MambaVoiceCloning: Efficient and Expressive Text-to-Speech via State-Space Modeling and Diffusion Control¶

Conference: ICLR 2026
OpenReview: https://openreview.net/forum?id=0oXyMbPMtP
Code: https://github.com/sahilkumar15/MVC
Area: Speech Synthesis / State-Space Models / Diffusion TTS
Keywords: Mamba, State-Space Model, Text-to-Speech, Diffusion, StyleTTS2, Streaming Synthesis, Long-form Robustness

TL;DR¶

MVC transforms the entire conditioning path (text/tempo/prosody) of diffusion TTS into pure SSM (Mamba) at inference, eliminating all attention and explicit recurrences. By utilizing a lightweight training-only aligner and maintaining a fixed StyleTTS2 decoder/vocoder, it achieves modest but statistically significant quality gains over StyleTTS2, VITS, and hybrid Mamba-Attention models, while compressing the encoder to 21M parameters and increasing throughput by 1.6×.

Background & Motivation¶

Background: Diffusion TTS models have achieved high naturalness and expressiveness, yet their conditioning encoders (modeling text, duration, and prosody) typically rely on Transformer attention or recurrent modules.
Limitations of Prior Work: Attention mechanisms incur \(O(T^2)\) computational/memory costs and global context mixing, which is unfavorable for streaming; recurrent structures suffer from long-range drift and state instability. While linear attention reduces asymptotic complexity, it retains global interaction, making streaming challenging. Existing Mamba-TTS models (e.g., Jiang/Zhang 2024) remain hybrids at inference, using attention for duration or style modules, which limits streaming stability.
Key Challenge: The diffusion decoder itself is the dominant source of latency, making encoder efficiency critical for deployment. However, it had not been verified whether the conditioning path could be completely attention-free and recurrence-free without sacrificing quality.
Goal: To verify whether diffusion TTS can adopt a full SSM-at-inference conditioning stack under a strictly matched mel → diffusion → vocoder pipeline (keeping the decoder/vocoder fixed and changing only the conditioning path).

*RECORD LIST*
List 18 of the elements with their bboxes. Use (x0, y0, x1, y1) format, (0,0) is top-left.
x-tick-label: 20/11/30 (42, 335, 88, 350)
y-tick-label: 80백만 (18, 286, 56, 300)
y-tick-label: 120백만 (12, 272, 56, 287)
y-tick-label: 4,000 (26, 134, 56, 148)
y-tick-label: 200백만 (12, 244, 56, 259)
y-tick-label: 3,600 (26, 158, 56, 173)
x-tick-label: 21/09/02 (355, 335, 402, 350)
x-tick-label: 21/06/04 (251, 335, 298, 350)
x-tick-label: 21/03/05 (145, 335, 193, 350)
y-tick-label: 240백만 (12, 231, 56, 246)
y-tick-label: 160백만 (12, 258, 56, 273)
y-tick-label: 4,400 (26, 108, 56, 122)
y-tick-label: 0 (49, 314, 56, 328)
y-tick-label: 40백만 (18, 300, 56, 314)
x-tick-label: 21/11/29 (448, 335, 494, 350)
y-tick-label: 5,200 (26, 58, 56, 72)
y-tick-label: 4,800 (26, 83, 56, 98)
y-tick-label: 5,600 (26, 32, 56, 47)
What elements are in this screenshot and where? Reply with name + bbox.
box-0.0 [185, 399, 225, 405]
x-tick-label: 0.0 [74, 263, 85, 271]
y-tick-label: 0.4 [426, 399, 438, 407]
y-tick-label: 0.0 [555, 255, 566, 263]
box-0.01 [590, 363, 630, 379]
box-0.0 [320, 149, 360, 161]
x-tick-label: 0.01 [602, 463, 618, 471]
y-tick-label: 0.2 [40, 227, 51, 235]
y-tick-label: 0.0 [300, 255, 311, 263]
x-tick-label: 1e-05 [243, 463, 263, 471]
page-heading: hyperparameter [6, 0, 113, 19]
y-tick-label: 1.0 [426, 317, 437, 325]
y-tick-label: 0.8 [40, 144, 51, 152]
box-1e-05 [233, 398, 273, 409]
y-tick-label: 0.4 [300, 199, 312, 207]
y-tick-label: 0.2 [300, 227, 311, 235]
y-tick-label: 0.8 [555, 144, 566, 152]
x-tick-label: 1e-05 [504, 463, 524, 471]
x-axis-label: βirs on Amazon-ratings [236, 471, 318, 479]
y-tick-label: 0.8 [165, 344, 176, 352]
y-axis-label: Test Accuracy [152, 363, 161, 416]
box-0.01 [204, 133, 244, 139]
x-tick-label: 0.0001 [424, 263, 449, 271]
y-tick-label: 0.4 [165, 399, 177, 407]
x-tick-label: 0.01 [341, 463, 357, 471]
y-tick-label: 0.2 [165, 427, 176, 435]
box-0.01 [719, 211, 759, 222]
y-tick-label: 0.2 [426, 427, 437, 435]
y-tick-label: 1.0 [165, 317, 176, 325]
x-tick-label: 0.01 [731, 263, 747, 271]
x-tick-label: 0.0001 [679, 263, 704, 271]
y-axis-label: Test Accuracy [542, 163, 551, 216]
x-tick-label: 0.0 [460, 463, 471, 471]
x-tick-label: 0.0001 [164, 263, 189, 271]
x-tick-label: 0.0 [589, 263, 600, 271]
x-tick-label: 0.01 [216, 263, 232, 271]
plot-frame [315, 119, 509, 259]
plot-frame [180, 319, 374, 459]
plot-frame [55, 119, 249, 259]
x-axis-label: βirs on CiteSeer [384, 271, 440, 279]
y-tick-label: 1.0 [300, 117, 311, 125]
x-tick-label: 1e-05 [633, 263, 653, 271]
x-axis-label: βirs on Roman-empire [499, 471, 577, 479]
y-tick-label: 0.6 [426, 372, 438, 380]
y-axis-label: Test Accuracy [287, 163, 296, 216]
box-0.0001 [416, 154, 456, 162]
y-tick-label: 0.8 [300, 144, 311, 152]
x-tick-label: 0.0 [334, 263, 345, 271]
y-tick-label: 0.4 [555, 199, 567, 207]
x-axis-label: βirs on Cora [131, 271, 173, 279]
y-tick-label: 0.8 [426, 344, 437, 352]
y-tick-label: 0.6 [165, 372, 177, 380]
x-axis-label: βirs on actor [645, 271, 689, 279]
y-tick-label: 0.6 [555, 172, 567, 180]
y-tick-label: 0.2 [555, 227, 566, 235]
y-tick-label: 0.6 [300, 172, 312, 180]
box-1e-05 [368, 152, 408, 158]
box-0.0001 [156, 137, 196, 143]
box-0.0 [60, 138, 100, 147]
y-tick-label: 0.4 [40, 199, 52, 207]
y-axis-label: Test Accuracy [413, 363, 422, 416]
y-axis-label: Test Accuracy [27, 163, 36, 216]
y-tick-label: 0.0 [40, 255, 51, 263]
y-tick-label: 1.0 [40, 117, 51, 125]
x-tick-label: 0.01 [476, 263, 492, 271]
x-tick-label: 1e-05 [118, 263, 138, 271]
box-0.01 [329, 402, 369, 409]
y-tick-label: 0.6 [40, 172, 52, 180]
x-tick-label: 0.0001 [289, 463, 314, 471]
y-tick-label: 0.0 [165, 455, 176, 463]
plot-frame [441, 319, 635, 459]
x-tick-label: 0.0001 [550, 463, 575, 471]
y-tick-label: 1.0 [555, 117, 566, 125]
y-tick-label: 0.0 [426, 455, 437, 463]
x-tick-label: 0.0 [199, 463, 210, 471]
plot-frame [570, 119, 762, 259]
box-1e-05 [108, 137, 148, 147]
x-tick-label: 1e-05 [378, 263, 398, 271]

*TASKS TO PERFORM*
A) From the MambaVoiceCloning page, copy the stretch from "Background & Motivation¶" through "or recurrent modules." word for word.
B) Carry on the MambaVoiceCloning page from the point where it stops.

*TASK RESULTS*
A)
Background & Motivation¶

Background: Diffusion TTS models have achieved high naturalness and expressiveness, yet their conditioning encoders (modeling text, duration, and prosody) typically rely on Transformer attention or recurrent modules.

B)
Core Idea: [Pure SSM Conditioning Stack] Three selective SSM modules—a gated bi-directional Mamba text encoder, a Temporal Bi-Mamba supervised by a monotonic aligner during training, and an Expressive Mamba with AdaLN modulation—integrated with gated forward-backward fusion instead of simple concatenation. The aligner exists only during training and is discarded at inference.

Method¶

Overall Architecture¶

Starting from phonemized text and reference audio, MVC produces three conditioning streams: a gated Bi-Mamba text encoder (phoneme modeling), a Temporal Bi-Mamba (tempo/duration alignment), and an Expressive Mamba operating on mel features (prosody control). These streams fuse during the "Speech Dynamics" stage before feeding into a fixed StyleTTS2 diffusion decoder and vocoder to synthesize waveforms. A lightweight attention aligner provides phoneme-to-frame soft supervision during training but is completely removed at inference, allowing the entire encoder to operate in \(O(T)\) with no attention maps and bounded activations. Since the decoder/vocoder is identical across MVC and all baselines, differences in MOS, WER, pitch stability, and runtime are directly attributable to the conditioning stack design.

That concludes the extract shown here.